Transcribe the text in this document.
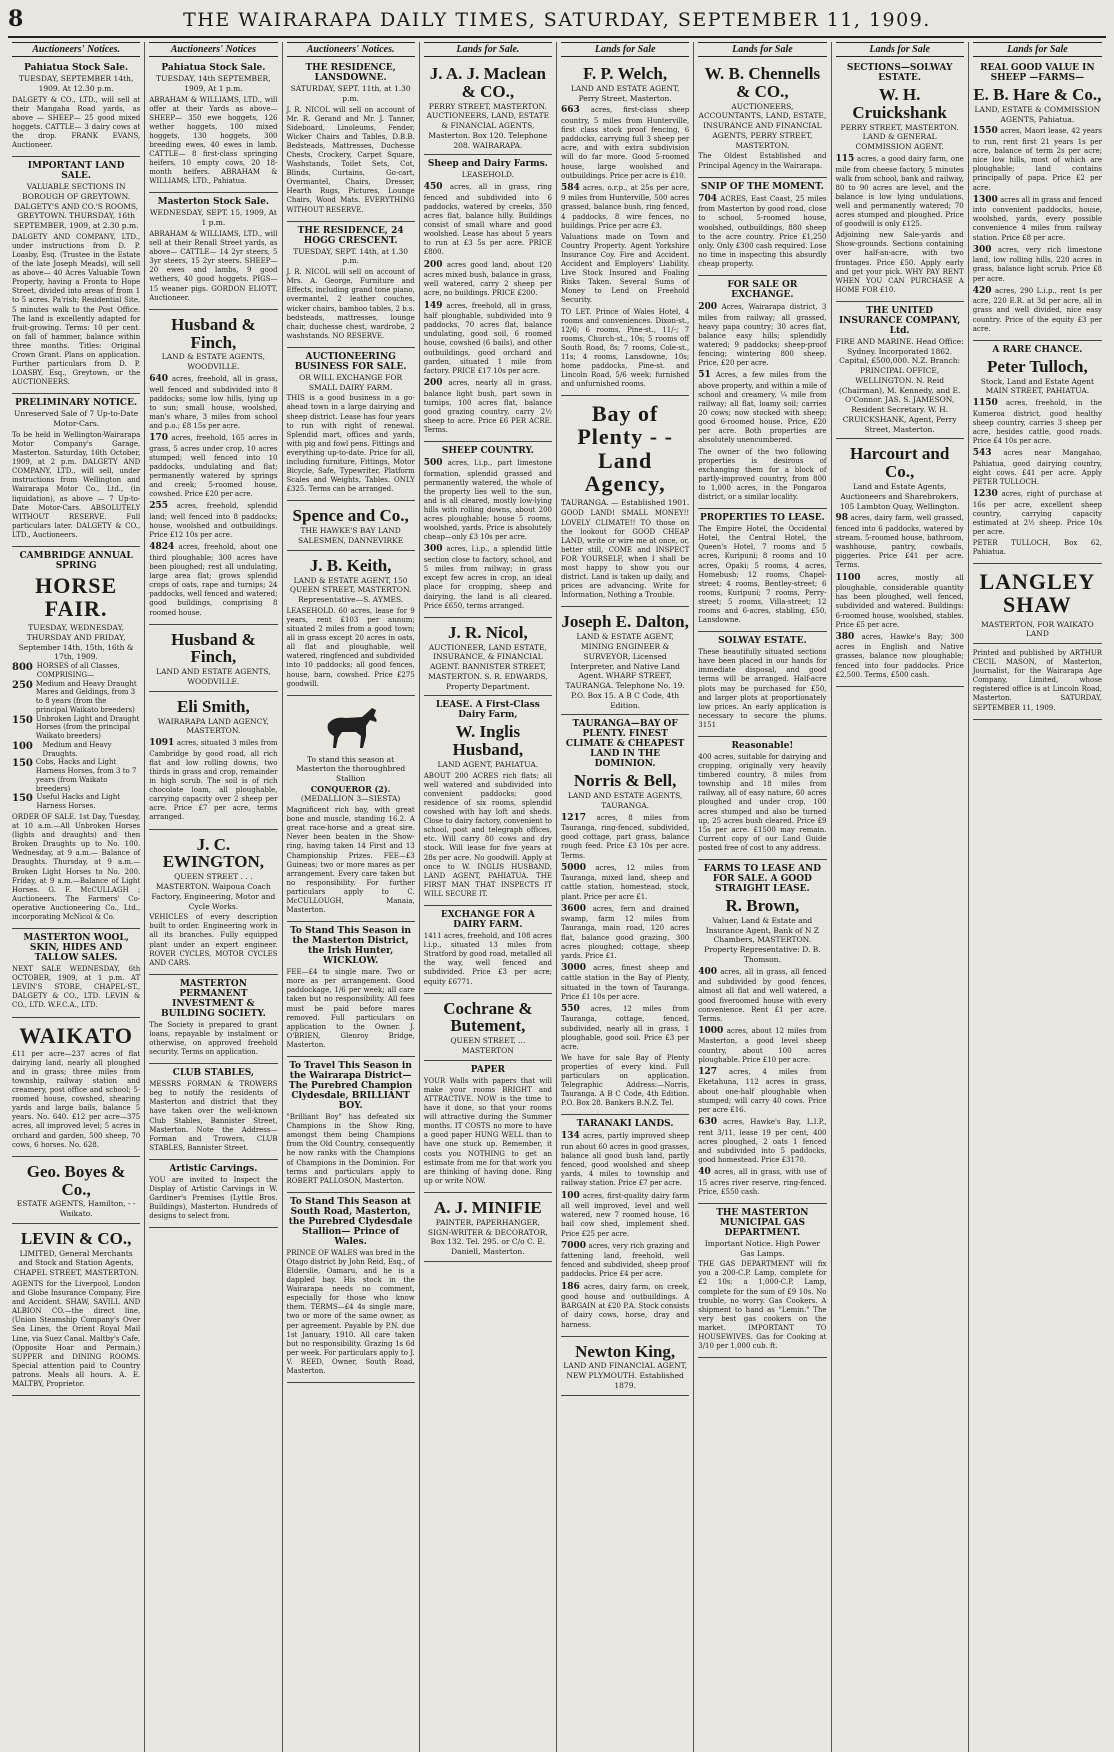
8	THE WAIRARAPA DAILY TIMES, SATURDAY, SEPTEMBER 11, 1909.
Auctioneers' Notices.
Pahiatua Stock Sale.
TUESDAY, SEPTEMBER 14th, 1909. At 12.30 p.m.

DALGETY & CO., LTD., will sell at their Mangaha Road yards, as above — SHEEP— 25 good mixed hoggets. CATTLE— 3 dairy cows at the drop. FRANK EVANS, Auctioneer.

IMPORTANT LAND SALE.
VALUABLE SECTIONS IN BOROUGH OF GREYTOWN. DALGETY'S AND CO.'S ROOMS, GREYTOWN. THURSDAY, 16th SEPTEMBER, 1909, at 2.30 p.m.

DALGETY AND COMPANY, LTD., under instructions from D. P. Loasby, Esq. (Trustee in the Estate of the late Joseph Meads), will sell as above— 40 Acres Valuable Town Property, having a Fronta to Hope Street, divided into areas of from 1 to 5 acres. Pa'rish; Residential Site, 5 minutes walk to the Post Office. The land is excellently adapted for fruit-growing. Terms: 10 per cent. on fall of hammer, balance within three months. Titles: Original Crown Grant. Plans on application. Further particulars from D. P. LOASBY, Esq., Greytown, or the AUCTIONEERS.

PRELIMINARY NOTICE.
Unreserved Sale of 7 Up-to-Date Motor-Cars.

To be held in Wellington-Wairarapa Motor Company's Garage, Masterton. Saturday, 16th October, 1909, at 2 p.m. DALGETY AND COMPANY, LTD., will sell, under instructions from Wellington and Wairarapa Motor Co., Ltd., (in liquidation), as above — 7 Up-to-Date Motor-Cars. ABSOLUTELY WITHOUT RESERVE. Full particulars later. DALGETY & CO., LTD., Auctioneers.

CAMBRIDGE ANNUAL SPRING
HORSE FAIR.
TUESDAY, WEDNESDAY, THURSDAY AND FRIDAY, September 14th, 15th, 16th & 17th, 1909.
800 HORSES of all Classes, COMPRISING—
250 Medium and Heavy Draught Mares and Geldings, from 3 to 8 years (from the principal Waikato breeders)
150 Unbroken Light and Draught Horses (from the principal Waikato breeders)
100	Medium and Heavy Draughts.
150 Cobs, Hacks and Light Harness Horses, from 3 to 7 years (from Waikato breeders)
150 Useful Hacks and Light Harness Horses.

ORDER OF SALE. 1st Day, Tuesday, at 10 a.m.—All Unbroken Horses (lights and draughts) and then Broken Draughts up to No. 100. Wednesday, at 9 a.m.— Balance of Draughts. Thursday, at 9 a.m.—Broken Light Horses to No. 200. Friday, at 9 a.m.—Balance of Light Horses. G. F. McCULLAGH ; Auctioneers. The Farmers' Co-operative Auctioneering Co., Ltd., incorporating McNicol & Co.

MASTERTON WOOL, SKIN, HIDES AND TALLOW SALES.

NEXT SALE WEDNESDAY, 6th OCTOBER, 1909, at 1 p.m. AT LEVIN'S STORE, CHAPEL-ST., DALGETY & CO., LTD. LEVIN & CO., LTD. W.F.C.A., LTD.

WAIKATO

£11 per acre—237 acres of flat dairying land, nearly all ploughed and in grass; three miles from township, railway station and creamery, post office and school; 5-roomed house, cowshed, shearing yards and large bails, balance 5 years. No. 640. £12 per acre—375 acres, all improved level; 5 acres in orchard and garden, 500 sheep, 70 cows, 6 horses. No. 628.

Geo. Boyes & Co.,
ESTATE AGENTS, Hamilton, - - Waikato.
LEVIN & CO.,
LIMITED, General Merchants and Stock and Station Agents, CHAPEL STREET, MASTERTON.

AGENTS for the Liverpool, London and Globe Insurance Company, Fire and Accident. SHAW, SAVILL AND ALBION CO.—the direct line, (Union Steamship Company's Over Sea Lines, the Orient Royal Mail Line, via Suez Canal. Maltby's Cafe, (Opposite Hoar and Permain.) SUPPER and DINING ROOMS. Special attention paid to Country patrons. Meals all hours. A. E. MALTBY, Proprietor.

Auctioneers' Notices
Pahiatua Stock Sale.
TUESDAY, 14th SEPTEMBER, 1909, At 1 p.m.

ABRAHAM & WILLIAMS, LTD., will offer at their Yards as above— SHEEP— 350 ewe hoggets, 126 wether hoggets, 100 mixed hoggets, 130 hoggets, 300 breeding ewes, 40 ewes in lamb. CATTLE— 8 first-class springing heifers, 10 empty cows, 20 18-month heifers. ABRAHAM & WILLIAMS, LTD., Pahiatua.

Masterton Stock Sale.
WEDNESDAY, SEPT. 15, 1909, At 1 p.m.

ABRAHAM & WILLIAMS, LTD., will sell at their Renall Street yards, as above— CATTLE— 14 2yr steers, 5 3yr steers, 15 2yr steers. SHEEP— 20 ewes and lambs, 9 good wethers, 40 good hoggets. PIGS— 15 weaner pigs. GORDON ELIOTT, Auctioneer.

Husband & Finch,
LAND & ESTATE AGENTS, WOODVILLE.

640 acres, freehold, all in grass, well fenced and subdivided into 8 paddocks; some low hills, lying up to sun; small house, woolshed, man's whare, 3 miles from school and p.o.; £8 15s per acre.

170 acres, freehold, 165 acres in grass, 5 acres under crop, 10 acres stumped; well fenced into 10 paddocks, undulating and flat; permanently watered by springs and creek; 5-roomed house, cowshed. Price £20 per acre.

255 acres, freehold, splendid land; well fenced into 8 paddocks; house, woolshed and outbuildings. Price £12 10s per acre.

4824 acres, freehold, about one third ploughable; 300 acres have been ploughed; rest all undulating, large area flat; grows splendid crops of oats, rape and turnips; 24 paddocks, well fenced and watered; good buildings, comprising 8 roomed house.

Husband & Finch,
LAND AND ESTATE AGENTS, WOODVILLE.
Eli Smith,
WAIRARAPA LAND AGENCY, MASTERTON.

1091 acres, situated 3 miles from Cambridge by good road, all rich flat and low rolling downs, two thirds in grass and crop, remainder in high scrub. The soil is of rich chocolate loam, all ploughable, carrying capacity over 2 sheep per acre. Price £7 per acre, terms arranged.

J. C. EWINGTON,
QUEEN STREET . . . MASTERTON. Waipoua Coach Factory, Engineering, Motor and Cycle Works.

VEHICLES of every description built to order. Engineering work in all its branches. Fully equipped plant under an expert engineer. ROVER CYCLES, MOTOR CYCLES AND CARS.

MASTERTON PERMANENT INVESTMENT & BUILDING SOCIETY.

The Society is prepared to grant loans, repayable by instalment or otherwise, on approved freehold security. Terms on application.

CLUB STABLES,

MESSRS FORMAN & TROWERS beg to notify the residents of Masterton and district that they have taken over the well-known Club Stables, Bannister Street, Masterton. Note the Address— Forman and Trowers, CLUB STABLES, Bannister Street.

Artistic Carvings.

YOU are invited to Inspect the Display of Artistic Carvings in W. Gardiner's Premises (Lyttle Bros. Buildings), Masterton. Hundreds of designs to select from.

Auctioneers' Notices.
THE RESIDENCE, LANSDOWNE.
SATURDAY, SEPT. 11th, at 1.30 p.m.

J. R. NICOL will sell on account of Mr. R. Gerand and Mr. J. Tanner, Sideboard, Linoleums, Fender, Wicker Chairs and Tables, D.B.B. Bedsteads, Mattresses, Duchesse Chests, Crockery, Carpet Square, Washstands, Toilet Sets, Cot, Blinds, Curtains, Go-cart, Overmantel, Chairs, Dresser, Hearth Rugs, Pictures, Lounge Chairs, Wood Mats. EVERYTHING WITHOUT RESERVE.

THE RESIDENCE, 24 HOGG CRESCENT.
TUESDAY, SEPT. 14th, at 1.30 p.m.

J. R. NICOL will sell on account of Mrs. A. George, Furniture and Effects, including grand tone piano, overmantel, 2 leather couches, wicker chairs, bamboo tables, 2 b.s. bedsteads, mattresses, lounge chair, duchesse chest, wardrobe, 2 washstands. NO RESERVE.

AUCTIONEERING BUSINESS FOR SALE.
OR WILL EXCHANGE FOR SMALL DAIRY FARM.

THIS is a good business in a go-ahead town in a large dairying and sheep district. Lease has four years to run with right of renewal. Splendid mart, offices and yards, with pig and fowl pens. Fittings and everything up-to-date. Price for all, including furniture, Fittings, Motor Bicycle, Safe, Typewriter, Platform Scales and Weights, Tables. ONLY £325. Terms can be arranged.

Spence and Co.,
THE HAWKE'S BAY LAND SALESMEN, DANNEVIRKE
J. B. Keith,
LAND & ESTATE AGENT, 150 QUEEN STREET, MASTERTON. Representative—S. AYMES.

LEASEHOLD. 60 acres, lease for 9 years, rent £103 per annum; situated 2 miles from a good town; all in grass except 20 acres in oats, all flat and ploughable, well watered, ringfenced and subdivided into 10 paddocks; all good fences, house, barn, cowshed. Price £275 goodwill.

To stand this season at Masterton the thoroughbred Stallion
CONQUEROR (2).
(MEDALLION 3—SIESTA)

Magnificent rich bay, with great bone and muscle, standing 16.2. A great race-horse and a great sire. Never been beaten in the Show-ring, having taken 14 First and 13 Championship Prizes. FEE—£3 Guineas; two or more mares as per arrangement. Every care taken but no responsibility. For further particulars apply to C. McCULLOUGH, Manaia, Masterton.

To Stand This Season in the Masterton District, the Irish Hunter, WICKLOW.

FEE—£4 to single mare. Two or more as per arrangement. Good paddockage, 1/6 per week; all care taken but no responsibility. All fees must be paid before mares removed. Full particulars on application to the Owner. J. O'BRIEN, Glenroy Bridge, Masterton.

To Travel This Season in the Wairarapa District— The Purebred Champion Clydesdale, BRILLIANT BOY.

"Brilliant Boy" has defeated six Champions in the Show Ring, amongst them being Champions from the Old Country, consequently he now ranks with the Champions of Champions in the Dominion. For terms and particulars apply to ROBERT PALLOSON, Masterton.

To Stand This Season at South Road, Masterton, the Purebred Clydesdale Stallion— Prince of Wales.

PRINCE OF WALES was bred in the Otago district by John Reid, Esq., of Elderslie, Oamaru, and he is a dappled bay. His stock in the Wairarapa needs no comment, especially for those who know them. TERMS—£4 4s single mare, two or more of the same owner, as per agreement. Payable by P.N. due 1st January, 1910. All care taken but no responsibility. Grazing 1s 6d per week. For particulars apply to J. V. REED, Owner, South Road, Masterton.

Lands for Sale.
J. A. J. Maclean & CO.,
PERRY STREET, MASTERTON. AUCTIONEERS, LAND, ESTATE & FINANCIAL AGENTS, Masterton. Box 120. Telephone 208. WAIRARAPA.
Sheep and Dairy Farms.
LEASEHOLD.

450 acres, all in grass, ring fenced and subdivided into 6 paddocks, watered by creeks, 350 acres flat, balance hilly. Buildings consist of small whare and good woolshed. Lease has about 5 years to run at £3 5s per acre. PRICE £800.

200 acres good land, about 120 acres mixed bush, balance in grass, well watered, carry 2 sheep per acre, no buildings. PRICE £200.

149 acres, freehold, all in grass, half ploughable, subdivided into 9 paddocks, 70 acres flat, balance undulating, good soil, 6 roomed house, cowshed (6 bails), and other outbuildings, good orchard and garden, situated 1 mile from factory. PRICE £17 10s per acre.

200 acres, nearly all in grass, balance light bush, part sown in turnips, 100 acres flat, balance good grazing country, carry 2½ sheep to acre. Price £6 PER ACRE. Terms.

SHEEP COUNTRY.

500 acres, l.i.p., part limestone formation, splendid grassed and permanently watered, the whole of the property lies well to the sun, and is all cleared, mostly low-lying hills with rolling downs, about 200 acres ploughable; house 5 rooms, woolshed, yards. Price is absolutely cheap—only £3 10s per acre.

300 acres, l.i.p., a splendid little section close to factory, school, and 5 miles from railway; in grass except few acres in crop, an ideal place for cropping, sheep and dairying, the land is all cleared. Price £650, terms arranged.

J. R. Nicol,
AUCTIONEER, LAND ESTATE, INSURANCE, & FINANCIAL AGENT. BANNISTER STREET, MASTERTON. S. R. EDWARDS, Property Department.
LEASE. A First-Class Dairy Farm,
W. Inglis Husband,
LAND AGENT, PAHIATUA.

ABOUT 200 ACRES rich flats; all well watered and subdivided into convenient paddocks; good residence of six rooms, splendid cowshed with hay loft and sheds. Close to dairy factory, convenient to school, post and telegraph offices, etc. Will carry 80 cows and dry stock. Will lease for five years at 28s per acre. No goodwill. Apply at once to W. INGLIS HUSBAND, LAND AGENT, PAHIATUA. THE FIRST MAN THAT INSPECTS IT WILL SECURE IT.

EXCHANGE FOR A DAIRY FARM.

1411 acres, freehold, and 108 acres l.i.p., situated 13 miles from Stratford by good road, metalled all the way, well fenced and subdivided. Price £3 per acre; equity £6771.

Cochrane & Butement,
QUEEN STREET, ... MASTERTON
PAPER

YOUR Walls with papers that will make your rooms BRIGHT and ATTRACTIVE. NOW is the time to have it done, so that your rooms will attractive during the Summer months. IT COSTS no more to have a good paper HUNG WELL than to have one stuck up. Remember, it costs you NOTHING to get an estimate from me for that work you are thinking of having done. Ring up or write NOW.

A. J. MINIFIE
PAINTER, PAPERHANGER, SIGN-WRITER & DECORATOR, Box 132. Tel. 295. or C/o C. E. Daniell, Masterton.
Lands for Sale
F. P. Welch,
LAND AND ESTATE AGENT, Perry Street, Masterton.

663 acres, first-class sheep country, 5 miles from Hunterville, first class stock proof fencing, 6 paddocks, carrying full 3 sheep per acre, and with extra subdivision will do far more. Good 5-roomed house, large woolshed and outbuildings. Price per acre is £10.

584 acres, o.r.p., at 25s per acre, 9 miles from Hunterville, 500 acres grassed, balance bush, ring fenced, 4 paddocks, 8 wire fences, no buildings. Price per acre £3.

Valuations made on Town and Country Property. Agent Yorkshire Insurance Coy. Fire and Accident. Accident and Employers' Liability. Live Stock Insured and Foaling Risks Taken. Several Sums of Money to Lend on Freehold Security.

TO LET. Prince of Wales Hotel, 4 rooms and conveniences. Dixon-st., 12/6; 6 rooms, Pine-st., 11/-; 7 rooms, Church-st., 10s; 5 rooms off South Road, 8s; 7 rooms, Cole-st., 11s; 4 rooms, Lansdowne, 10s; home paddocks, Pine-st. and Lincoln Road, 5/6 week; furnished and unfurnished rooms.

Bay of Plenty - - Land Agency,
TAURANGA. — Established 1901.

GOOD LAND! SMALL MONEY!! LOVELY CLIMATE!! TO those on the lookout for GOOD CHEAP LAND, write or wire me at once, or, better still, COME and INSPECT FOR YOURSELF, when I shall be most happy to show you our district. Land is taken up daily, and prices are advancing. Write for Information, Nothing a Trouble.

Joseph E. Dalton,
LAND & ESTATE AGENT, MINING ENGINEER & SURVEYOR, Licensed Interpreter, and Native Land Agent. WHARF STREET, TAURANGA. Telephone No. 19. P.O. Box 15. A B C Code, 4th Edition.
TAURANGA—BAY OF PLENTY. FINEST CLIMATE & CHEAPEST LAND IN THE DOMINION.
Norris & Bell,
LAND AND ESTATE AGENTS, TAURANGA.

1217 acres, 8 miles from Tauranga, ring-fenced, subdivided, good cottage, part grass, balance rough feed. Price £3 10s per acre. Terms.

5000 acres, 12 miles from Tauranga, mixed land, sheep and cattle station, homestead, stock, plant. Price per acre £1.

3600 acres, fern and drained swamp, farm 12 miles from Tauranga, main road, 120 acres flat, balance good grazing, 300 acres ploughed; cottage, sheep yards. Price £1.

3000 acres, finest sheep and cattle station in the Bay of Plenty, situated in the town of Tauranga. Price £1 10s per acre.

550 acres, 12 miles from Tauranga, cottage, fenced, subdivided, nearly all in grass, 1 ploughable, good soil. Price £3 per acre.

We have for sale Bay of Plenty properties of every kind. Full particulars on application. Telegraphic Address:—Norris, Tauranga. A B C Code, 4th Edition. P.O. Box 28. Bankers B.N.Z. Tel.

TARANAKI LANDS.

134 acres, partly improved sheep run about 60 acres in good grasses, balance all good bush land, partly fenced, good woolshed and sheep yards, 4 miles to township and railway station. Price £7 per acre.

100 acres, first-quality dairy farm all well improved, level and well watered, new 7 roomed house, 16 bail cow shed, implement shed. Price £25 per acre.

7000 acres, very rich grazing and fattening land, freehold, well fenced and subdivided, sheep proof paddocks. Price £4 per acre.

186 acres, dairy farm, on creek, good house and outbuildings. A BARGAIN at £20 P.A. Stock consists of dairy cows, horse, dray and harness.

Newton King,
LAND AND FINANCIAL AGENT, NEW PLYMOUTH. Established 1879.
Lands for Sale
W. B. Chennells & CO.,
AUCTIONEERS, ACCOUNTANTS, LAND, ESTATE, INSURANCE AND FINANCIAL AGENTS, PERRY STREET, MASTERTON.

The Oldest Established and Principal Agency in the Wairarapa.

SNIP OF THE MOMENT.

704 ACRES, East Coast, 25 miles from Masterton by good road, close to school, 5-roomed house, woolshed, outbuildings, 880 sheep to the acre country. Price £1,250 only. Only £300 cash required. Lose no time in inspecting this absurdly cheap property.

FOR SALE OR EXCHANGE.

200 Acres, Wairarapa district, 3 miles from railway; all grassed, heavy papa country; 30 acres flat, balance easy hills; splendidly watered; 9 paddocks; sheep-proof fencing; wintering 800 sheep. Price, £20 per acre.

51 Acres, a few miles from the above property, and within a mile of school and creamery, ¼ mile from railway; all flat, loamy soil; carries 20 cows; now stocked with sheep; good 6-roomed house. Price, £20 per acre. Both properties are absolutely unencumbered.

The owner of the two following properties is desirous of exchanging them for a block of partly-improved country, from 800 to 1,000 acres, in the Pongaroa district, or a similar locality.

PROPERTIES TO LEASE.

The Empire Hotel, the Occidental Hotel, the Central Hotel, the Queen's Hotel, 7 rooms and 5 acres, Kuripuni; 8 rooms and 10 acres, Opaki; 5 rooms, 4 acres, Homebush; 12 rooms, Chapel-street; 4 rooms, Bentley-street; 6 rooms, Kuripuni; 7 rooms, Perry-street; 5 rooms, Villa-street; 12 rooms and 6-acres, stabling, £50, Lansdowne.

SOLWAY ESTATE.

These beautifully situated sections have been placed in our hands for immediate disposal, and good terms will be arranged. Half-acre plots may be purchased for £50, and larger plots at proportionately low prices. An early application is necessary to secure the plums. 3151

Reasonable!

400 acres, suitable for dairying and cropping, originally very heavily timbered country, 8 miles from township and 18 miles from railway, all of easy nature, 60 acres ploughed and under crop, 100 acres stumped and also be turned up, 25 acres bush cleared. Price £9 15s per acre. £1500 may remain. Current copy of our Land Guide posted free of cost to any address.

FARMS TO LEASE AND FOR SALE. A GOOD STRAIGHT LEASE.
R. Brown,
Valuer, Land & Estate and Insurance Agent, Bank of N Z Chambers, MASTERTON. Property Representative: D. B. Thomson.

400 acres, all in grass, all fenced and subdivided by good fences, almost all flat and well watered, a good fiveroomed house with every convenience. Rent £1 per acre. Terms.

1000 acres, about 12 miles from Masterton, a good level sheep country, about 100 acres ploughable. Price £10 per acre.

127 acres, 4 miles from Eketahuna, 112 acres in grass, about one-half ploughable when stumped; will carry 40 cows. Price per acre £16.

630 acres, Hawke's Bay, L.I.P., rent 3/11, lease 19 per cent, 400 acres ploughed, 2 oats 1 fenced and subdivided into 5 paddocks, good homestead. Price £3170.

40 acres, all in grass, with use of 15 acres river reserve, ring-fenced. Price, £550 cash.

THE MASTERTON MUNICIPAL GAS DEPARTMENT.
Important Notice. High Power Gas Lamps.

THE GAS DEPARTMENT will fix you a 200-C.P. Lamp, complete for £2 10s; a 1,000-C.P. Lamp, complete for the sum of £9 10s. No trouble, no worry. Gas Cookers. A shipment to hand as "Lemin." The very best gas cookers on the market. IMPORTANT TO HOUSEWIVES. Gas for Cooking at 3/10 per 1,000 cub. ft.

Lands for Sale
SECTIONS—SOLWAY ESTATE.
W. H. Cruickshank
PERRY STREET, MASTERTON. LAND & GENERAL COMMISSION AGENT.

115 acres, a good dairy farm, one mile from cheese factory, 5 minutes walk from school, bank and railway, 80 to 90 acres are level, and the balance is low lying undulations, well and permanently watered; 70 acres stumped and ploughed. Price of goodwill is only £125.

Adjoining new Sale-yards and Show-grounds. Sections containing over half-an-acre, with two frontages. Price £50. Apply early and get your pick. WHY PAY RENT WHEN YOU CAN PURCHASE A HOME FOR £10.

THE UNITED INSURANCE COMPANY, Ltd.
FIRE AND MARINE. Head Office: Sydney. Incorporated 1862. Capital, £500,000. N.Z. Branch: PRINCIPAL OFFICE, WELLINGTON. N. Reid (Chairman), M. Kennedy, and E. O'Connor. JAS. S. JAMESON, Resident Secretary. W. H. CRUICKSHANK, Agent, Perry Street, Masterton.
Harcourt and Co.,
Land and Estate Agents, Auctioneers and Sharebrokers, 105 Lambton Quay, Wellington.

98 acres, dairy farm, well grassed, fenced into 6 paddocks, watered by stream. 5-roomed house, bathroom, washhouse, pantry, cowbails, piggeries. Price £41 per acre. Terms.

1100 acres, mostly all ploughable, considerable quantity has been ploughed, well fenced, subdivided and watered. Buildings: 6-roomed house, woolshed, stables. Price £5 per acre.

380 acres, Hawke's Bay; 300 acres in English and Native grasses, balance now ploughable; fenced into four paddocks. Price £2,500. Terms, £500 cash.

Lands for Sale
REAL GOOD VALUE IN SHEEP —FARMS—
E. B. Hare & Co.,
LAND, ESTATE & COMMISSION AGENTS, Pahiatua.

1550 acres, Maori lease, 42 years to run, rent first 21 years 1s per acre, balance of term 2s per acre; nice low hills, most of which are ploughable; land contains principally of papa. Price £2 per acre.

1300 acres all in grass and fenced into convenient paddocks, house, woolshed, yards, every possible convenience 4 miles from railway station. Price £8 per acre.

300 acres, very rich limestone land, low rolling hills, 220 acres in grass, balance light scrub. Price £8 per acre.

420 acres, 290 L.i.p., rent 1s per acre, 220 E.R. at 3d per acre, all in grass and well divided, nice easy country. Price of the equity £3 per acre.

A RARE CHANCE.
Peter Tulloch,
Stock, Land and Estate Agent MAIN STREET, PAHIATUA.

1150 acres, freehold, in the Kumeroa district, good healthy sheep country, carries 3 sheep per acre, besides cattle, good roads. Price £4 10s per acre.

543 acres near Mangahao, Pahiatua, good dairying country, eight cows. £41 per acre. Apply PETER TULLOCH.

1230 acres, right of purchase at 16s per acre, excellent sheep country, carrying capacity estimated at 2½ sheep. Price 10s per acre.

PETER TULLOCH, Box 62, Pahiatua.

LANGLEY SHAW
MASTERTON, FOR WAIKATO LAND

Printed and published by ARTHUR CECIL MASON, of Masterton, Journalist, for the Wairarapa Age Company, Limited, whose registered office is at Lincoln Road, Masterton. SATURDAY, SEPTEMBER 11, 1909.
____________________
WORK REQUIRED: Copy every line from the entries that contains the word "SHAW".

SOLUTION TO THE PROBLEM:
AGENTS for the Liverpool, London and Globe Insurance Company, Fire and Accident. SHAW, SAVILL AND ALBION CO.—the direct line, (Union Steamship Company's Over Sea Lines, the Orient Royal Mail Line, via Suez Canal. Maltby's Cafe, (Opposite Hoar and Permain.) SUPPER and DINING ROOMS. Special attention paid to Country patrons. Meals all hours. A. E. MALTBY, Proprietor.
LANGLEY SHAW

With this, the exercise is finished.